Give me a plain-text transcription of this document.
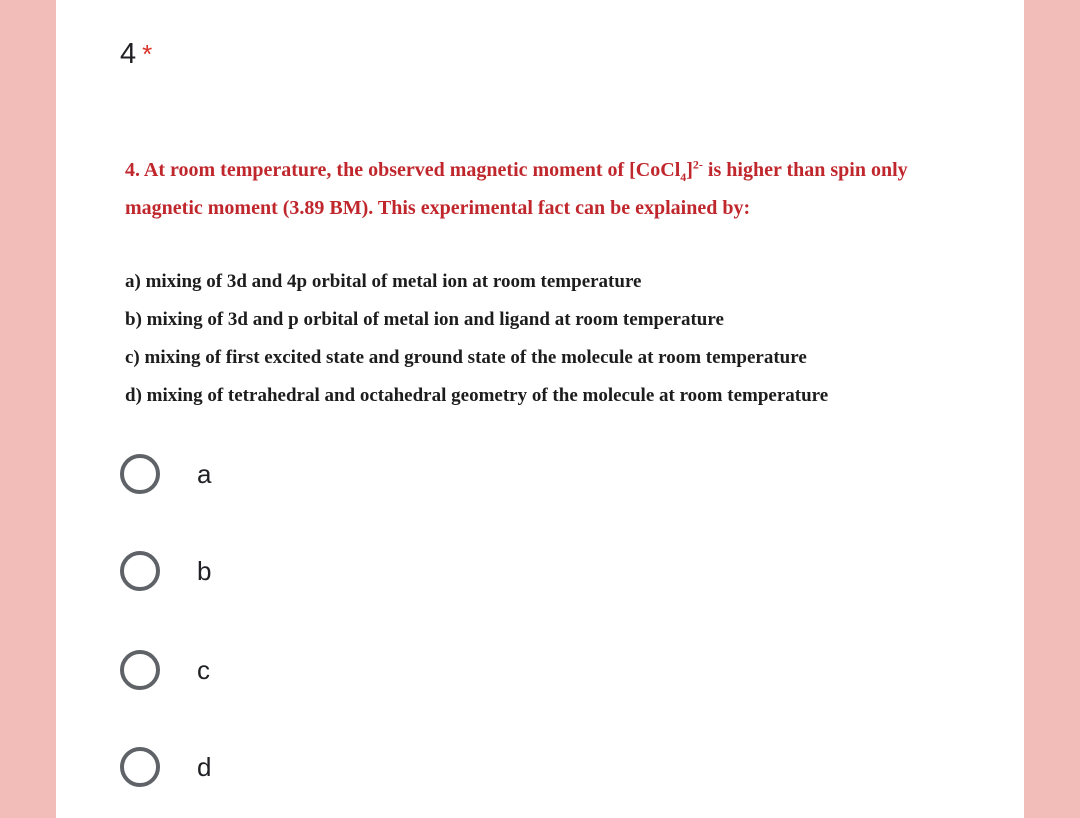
4 *
4. At room temperature, the observed magnetic moment of [CoCl$_4$]$^{2-}$ is higher than spin only magnetic moment (3.89 BM). This experimental fact can be explained by:
a) mixing of 3d and 4p orbital of metal ion at room temperature
b) mixing of 3d and p orbital of metal ion and ligand at room temperature
c) mixing of first excited state and ground state of the molecule at room temperature
d) mixing of tetrahedral and octahedral geometry of the molecule at room temperature
a
b
c
d
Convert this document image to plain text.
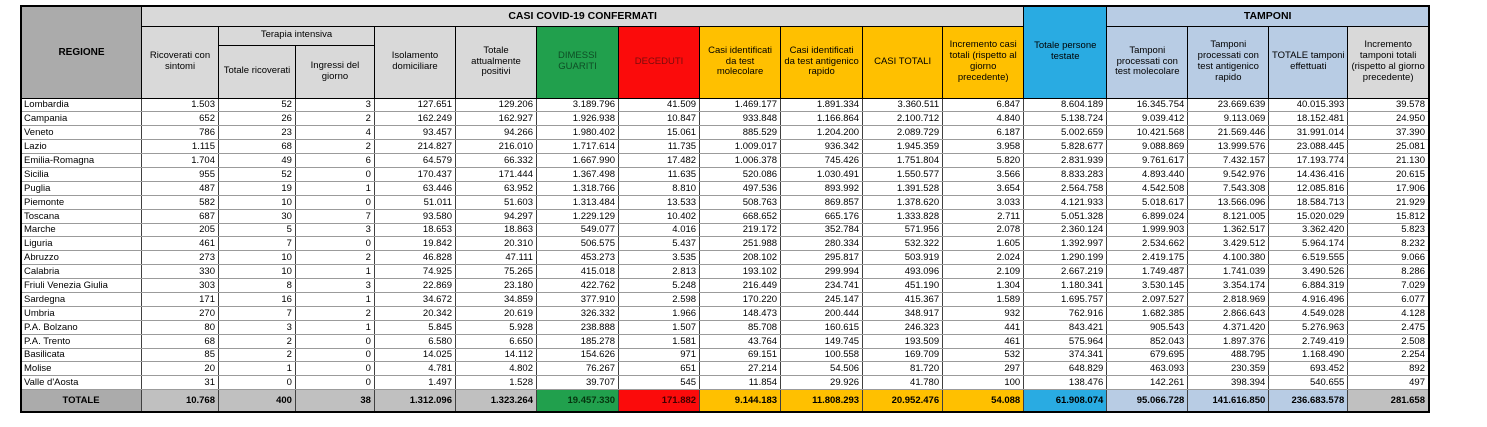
REGIONE	CASI COVID-19 CONFERMATI											Totale persone testate	TAMPONI			
	Ricoverati con sintomi	Terapia intensiva		Isolamento domiciliare	Totale attualmente positivi	DIMESSI GUARITI	DECEDUTI	Casi identificati da test molecolare	Casi identificati da test antigenico rapido	CASI TOTALI	Incremento casi totali (rispetto al giorno precedente)		Tamponi processati con test molecolare	Tamponi processati con test antigenico rapido	TOTALE tamponi effettuati	Incremento tamponi totali (rispetto al giorno precedente)
		Totale ricoverati	Ingressi del giorno													
Lombardia	1.503	52	3	127.651	129.206	3.189.796	41.509	1.469.177	1.891.334	3.360.511	6.847	8.604.189	16.345.754	23.669.639	40.015.393	39.578
Campania	652	26	2	162.249	162.927	1.926.938	10.847	933.848	1.166.864	2.100.712	4.840	5.138.724	9.039.412	9.113.069	18.152.481	24.950
Veneto	786	23	4	93.457	94.266	1.980.402	15.061	885.529	1.204.200	2.089.729	6.187	5.002.659	10.421.568	21.569.446	31.991.014	37.390
Lazio	1.115	68	2	214.827	216.010	1.717.614	11.735	1.009.017	936.342	1.945.359	3.958	5.828.677	9.088.869	13.999.576	23.088.445	25.081
Emilia-Romagna	1.704	49	6	64.579	66.332	1.667.990	17.482	1.006.378	745.426	1.751.804	5.820	2.831.939	9.761.617	7.432.157	17.193.774	21.130
Sicilia	955	52	0	170.437	171.444	1.367.498	11.635	520.086	1.030.491	1.550.577	3.566	8.833.283	4.893.440	9.542.976	14.436.416	20.615
Puglia	487	19	1	63.446	63.952	1.318.766	8.810	497.536	893.992	1.391.528	3.654	2.564.758	4.542.508	7.543.308	12.085.816	17.906
Piemonte	582	10	0	51.011	51.603	1.313.484	13.533	508.763	869.857	1.378.620	3.033	4.121.933	5.018.617	13.566.096	18.584.713	21.929
Toscana	687	30	7	93.580	94.297	1.229.129	10.402	668.652	665.176	1.333.828	2.711	5.051.328	6.899.024	8.121.005	15.020.029	15.812
Marche	205	5	3	18.653	18.863	549.077	4.016	219.172	352.784	571.956	2.078	2.360.124	1.999.903	1.362.517	3.362.420	5.823
Liguria	461	7	0	19.842	20.310	506.575	5.437	251.988	280.334	532.322	1.605	1.392.997	2.534.662	3.429.512	5.964.174	8.232
Abruzzo	273	10	2	46.828	47.111	453.273	3.535	208.102	295.817	503.919	2.024	1.290.199	2.419.175	4.100.380	6.519.555	9.066
Calabria	330	10	1	74.925	75.265	415.018	2.813	193.102	299.994	493.096	2.109	2.667.219	1.749.487	1.741.039	3.490.526	8.286
Friuli Venezia Giulia	303	8	3	22.869	23.180	422.762	5.248	216.449	234.741	451.190	1.304	1.180.341	3.530.145	3.354.174	6.884.319	7.029
Sardegna	171	16	1	34.672	34.859	377.910	2.598	170.220	245.147	415.367	1.589	1.695.757	2.097.527	2.818.969	4.916.496	6.077
Umbria	270	7	2	20.342	20.619	326.332	1.966	148.473	200.444	348.917	932	762.916	1.682.385	2.866.643	4.549.028	4.128
P.A. Bolzano	80	3	1	5.845	5.928	238.888	1.507	85.708	160.615	246.323	441	843.421	905.543	4.371.420	5.276.963	2.475
P.A. Trento	68	2	0	6.580	6.650	185.278	1.581	43.764	149.745	193.509	461	575.964	852.043	1.897.376	2.749.419	2.508
Basilicata	85	2	0	14.025	14.112	154.626	971	69.151	100.558	169.709	532	374.341	679.695	488.795	1.168.490	2.254
Molise	20	1	0	4.781	4.802	76.267	651	27.214	54.506	81.720	297	648.829	463.093	230.359	693.452	892
Valle d'Aosta	31	0	0	1.497	1.528	39.707	545	11.854	29.926	41.780	100	138.476	142.261	398.394	540.655	497
TOTALE	10.768	400	38	1.312.096	1.323.264	19.457.330	171.882	9.144.183	11.808.293	20.952.476	54.088	61.908.074	95.066.728	141.616.850	236.683.578	281.658
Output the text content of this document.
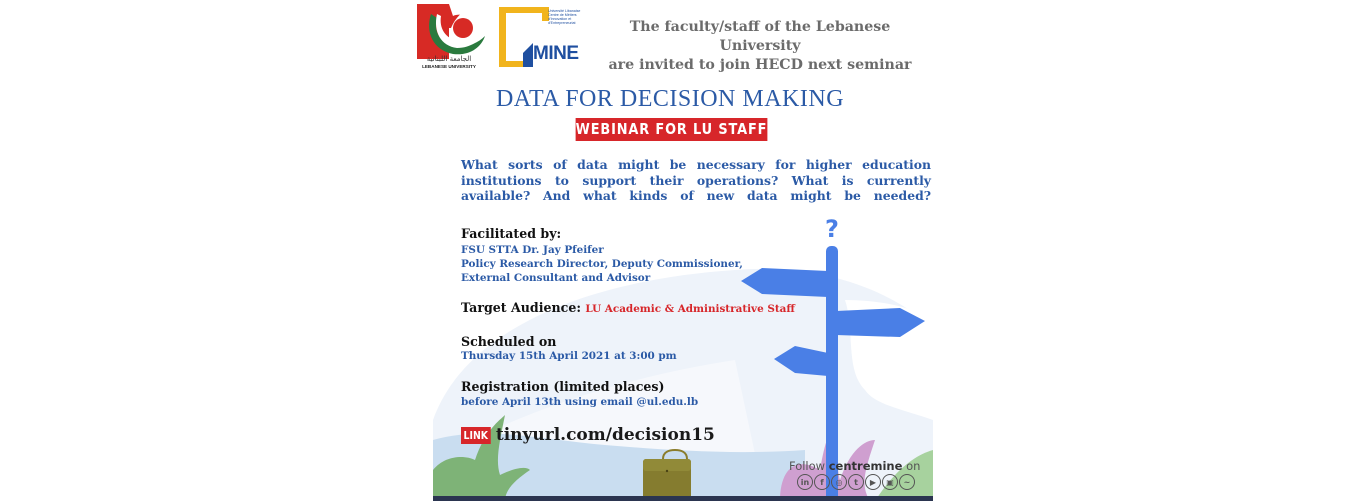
?
الجامعة اللبنانية
LEBANESE UNIVERSITY
Université Libanaise Centre de Métiers d'Innovation et d'Entrepreneuriat
MINE
The faculty/staff of the Lebanese University
are invited to join HECD next seminar
DATA FOR DECISION MAKING
WEBINAR FOR LU STAFF
What sorts of data might be necessary for higher education institutions to support their operations? What is currently available? And what kinds of new data might be needed?
Facilitated by:
FSU STTA Dr. Jay Pfeifer
Policy Research Director, Deputy Commissioner,
External Consultant and Advisor
Target Audience: LU Academic & Administrative Staff
Scheduled on
Thursday 15th April 2021 at 3:00 pm
Registration (limited places)
before April 13th using email @ul.edu.lb
LINK tinyurl.com/decision15
Follow centremine on
in	f	◎	t	▶	▣	~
==========
Required work: Scan the lines for the string "mixing". Copy out each line that matches.

Answer for the task:
a) mixing of 3d and 4p orbital of metal ion at room temperature
b) mixing of 3d and p orbital of metal ion and ligand at room temperature
c) mixing of first excited state and ground state of the molecule at room temperature
d) mixing of tetrahedral and octahedral geometry of the molecule at room temperature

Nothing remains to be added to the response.